Instructions for the task - From the listing below, pull out all lines with "βουνά" in them.

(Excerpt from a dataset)
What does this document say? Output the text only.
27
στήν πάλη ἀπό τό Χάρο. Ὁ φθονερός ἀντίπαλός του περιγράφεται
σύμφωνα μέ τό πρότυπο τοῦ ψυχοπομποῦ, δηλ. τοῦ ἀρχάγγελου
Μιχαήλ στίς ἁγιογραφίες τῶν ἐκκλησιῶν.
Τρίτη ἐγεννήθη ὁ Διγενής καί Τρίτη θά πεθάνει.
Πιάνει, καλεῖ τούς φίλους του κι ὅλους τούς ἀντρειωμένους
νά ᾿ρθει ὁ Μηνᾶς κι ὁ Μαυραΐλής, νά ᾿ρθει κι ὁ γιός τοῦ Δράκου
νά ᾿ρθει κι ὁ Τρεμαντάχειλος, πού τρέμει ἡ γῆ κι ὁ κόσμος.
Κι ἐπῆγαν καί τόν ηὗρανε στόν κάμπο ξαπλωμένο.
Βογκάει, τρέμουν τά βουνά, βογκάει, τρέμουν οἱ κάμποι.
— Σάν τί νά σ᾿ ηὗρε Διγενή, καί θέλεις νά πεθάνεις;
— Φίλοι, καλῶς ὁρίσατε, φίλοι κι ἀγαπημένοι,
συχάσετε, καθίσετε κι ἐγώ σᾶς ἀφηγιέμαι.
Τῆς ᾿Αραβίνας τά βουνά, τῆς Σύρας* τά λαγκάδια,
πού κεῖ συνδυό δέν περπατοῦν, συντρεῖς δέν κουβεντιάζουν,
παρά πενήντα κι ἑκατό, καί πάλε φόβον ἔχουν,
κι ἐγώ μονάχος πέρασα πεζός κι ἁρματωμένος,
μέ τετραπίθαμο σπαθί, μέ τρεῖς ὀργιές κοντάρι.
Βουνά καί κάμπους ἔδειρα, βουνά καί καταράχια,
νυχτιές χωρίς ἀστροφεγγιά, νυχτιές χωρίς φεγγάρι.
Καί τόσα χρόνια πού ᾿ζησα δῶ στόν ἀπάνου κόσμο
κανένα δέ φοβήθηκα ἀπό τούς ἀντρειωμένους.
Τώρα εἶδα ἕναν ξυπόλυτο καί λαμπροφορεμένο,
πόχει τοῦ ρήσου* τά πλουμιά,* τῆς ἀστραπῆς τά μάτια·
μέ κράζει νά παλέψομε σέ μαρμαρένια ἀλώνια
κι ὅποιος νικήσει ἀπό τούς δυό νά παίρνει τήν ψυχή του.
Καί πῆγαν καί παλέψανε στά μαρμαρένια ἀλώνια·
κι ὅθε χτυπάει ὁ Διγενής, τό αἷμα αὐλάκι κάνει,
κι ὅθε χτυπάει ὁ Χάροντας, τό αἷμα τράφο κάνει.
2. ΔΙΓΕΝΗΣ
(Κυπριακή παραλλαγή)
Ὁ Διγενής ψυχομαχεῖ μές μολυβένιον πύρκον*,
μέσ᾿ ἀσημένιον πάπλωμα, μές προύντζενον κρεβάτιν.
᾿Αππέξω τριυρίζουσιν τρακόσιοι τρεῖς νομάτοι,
==
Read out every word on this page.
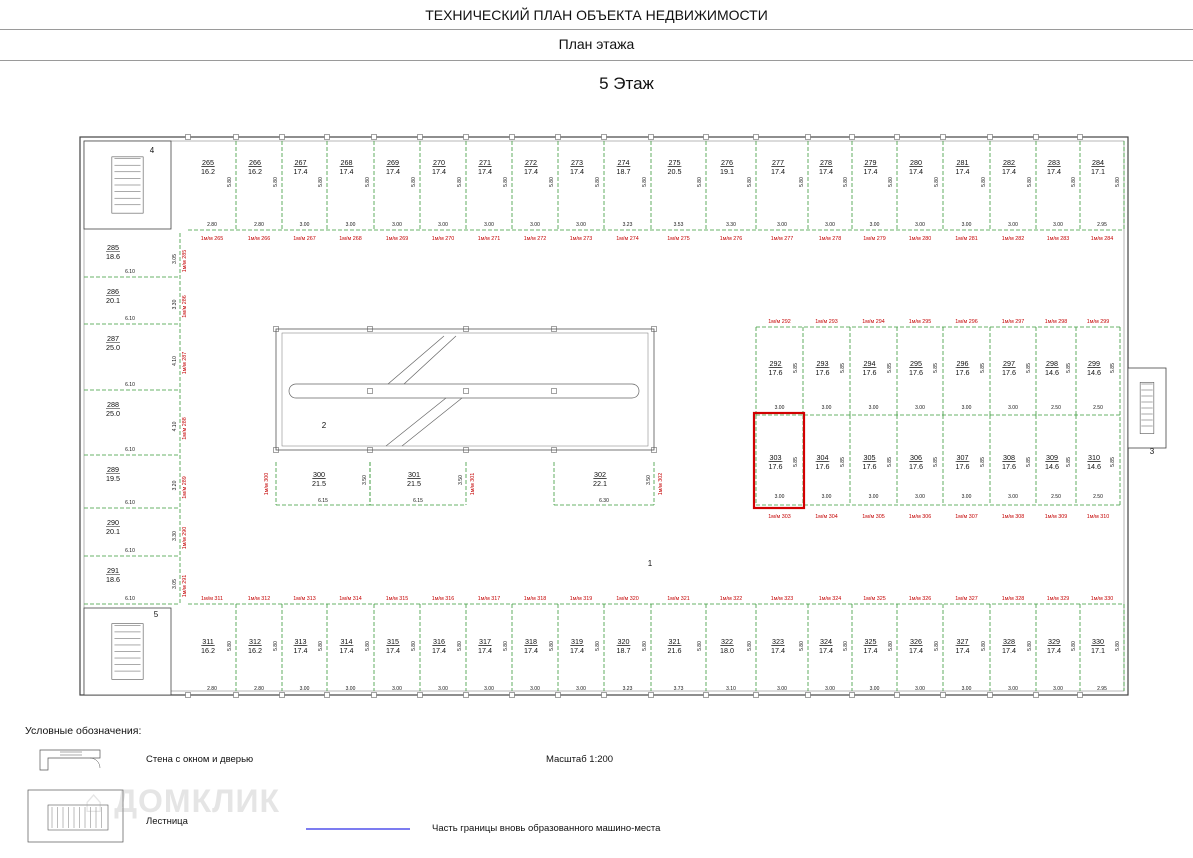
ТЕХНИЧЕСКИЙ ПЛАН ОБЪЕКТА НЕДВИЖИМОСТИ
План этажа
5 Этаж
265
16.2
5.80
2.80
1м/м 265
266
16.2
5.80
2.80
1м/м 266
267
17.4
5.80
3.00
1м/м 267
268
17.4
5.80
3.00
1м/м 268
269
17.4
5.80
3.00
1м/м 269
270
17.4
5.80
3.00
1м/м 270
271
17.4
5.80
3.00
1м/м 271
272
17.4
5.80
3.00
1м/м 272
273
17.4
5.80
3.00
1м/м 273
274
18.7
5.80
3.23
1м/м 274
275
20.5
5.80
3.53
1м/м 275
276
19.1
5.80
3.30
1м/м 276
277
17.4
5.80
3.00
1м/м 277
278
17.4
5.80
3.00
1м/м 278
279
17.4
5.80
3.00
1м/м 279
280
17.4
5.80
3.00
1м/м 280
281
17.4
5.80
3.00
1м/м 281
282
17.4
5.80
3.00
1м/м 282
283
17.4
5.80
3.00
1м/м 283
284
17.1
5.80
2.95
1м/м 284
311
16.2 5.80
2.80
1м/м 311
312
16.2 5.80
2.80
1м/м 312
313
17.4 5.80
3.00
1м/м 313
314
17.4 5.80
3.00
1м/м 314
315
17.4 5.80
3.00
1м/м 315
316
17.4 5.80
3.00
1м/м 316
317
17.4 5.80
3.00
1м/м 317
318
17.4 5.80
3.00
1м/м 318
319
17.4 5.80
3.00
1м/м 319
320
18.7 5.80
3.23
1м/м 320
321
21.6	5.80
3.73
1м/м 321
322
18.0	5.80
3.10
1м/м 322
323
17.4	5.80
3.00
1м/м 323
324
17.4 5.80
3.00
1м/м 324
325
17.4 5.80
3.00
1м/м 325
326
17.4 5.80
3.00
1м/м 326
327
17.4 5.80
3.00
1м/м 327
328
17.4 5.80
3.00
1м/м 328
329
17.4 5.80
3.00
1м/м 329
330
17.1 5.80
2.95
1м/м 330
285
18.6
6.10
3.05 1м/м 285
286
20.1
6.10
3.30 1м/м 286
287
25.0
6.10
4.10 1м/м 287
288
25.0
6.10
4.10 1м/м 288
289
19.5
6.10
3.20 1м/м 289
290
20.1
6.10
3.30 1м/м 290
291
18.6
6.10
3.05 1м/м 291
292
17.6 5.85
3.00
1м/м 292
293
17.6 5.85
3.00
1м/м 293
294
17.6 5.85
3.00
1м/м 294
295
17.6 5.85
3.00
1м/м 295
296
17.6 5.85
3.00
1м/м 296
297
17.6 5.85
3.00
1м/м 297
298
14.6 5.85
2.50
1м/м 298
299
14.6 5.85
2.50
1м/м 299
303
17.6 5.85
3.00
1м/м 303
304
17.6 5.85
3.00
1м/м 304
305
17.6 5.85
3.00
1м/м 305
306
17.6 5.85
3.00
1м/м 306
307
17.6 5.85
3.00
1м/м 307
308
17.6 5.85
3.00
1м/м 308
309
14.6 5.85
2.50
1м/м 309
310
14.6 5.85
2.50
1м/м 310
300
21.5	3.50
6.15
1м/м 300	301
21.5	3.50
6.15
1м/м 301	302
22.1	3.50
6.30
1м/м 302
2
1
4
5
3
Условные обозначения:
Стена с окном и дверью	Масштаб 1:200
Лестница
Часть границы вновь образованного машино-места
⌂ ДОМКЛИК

Worked solution -
Βογκάει, τρέμουν τά βουνά, βογκάει, τρέμουν οἱ κάμποι.
Τῆς ᾿Αραβίνας τά βουνά, τῆς Σύρας* τά λαγκάδια,
Βουνά καί κάμπους ἔδειρα, βουνά καί καταράχια,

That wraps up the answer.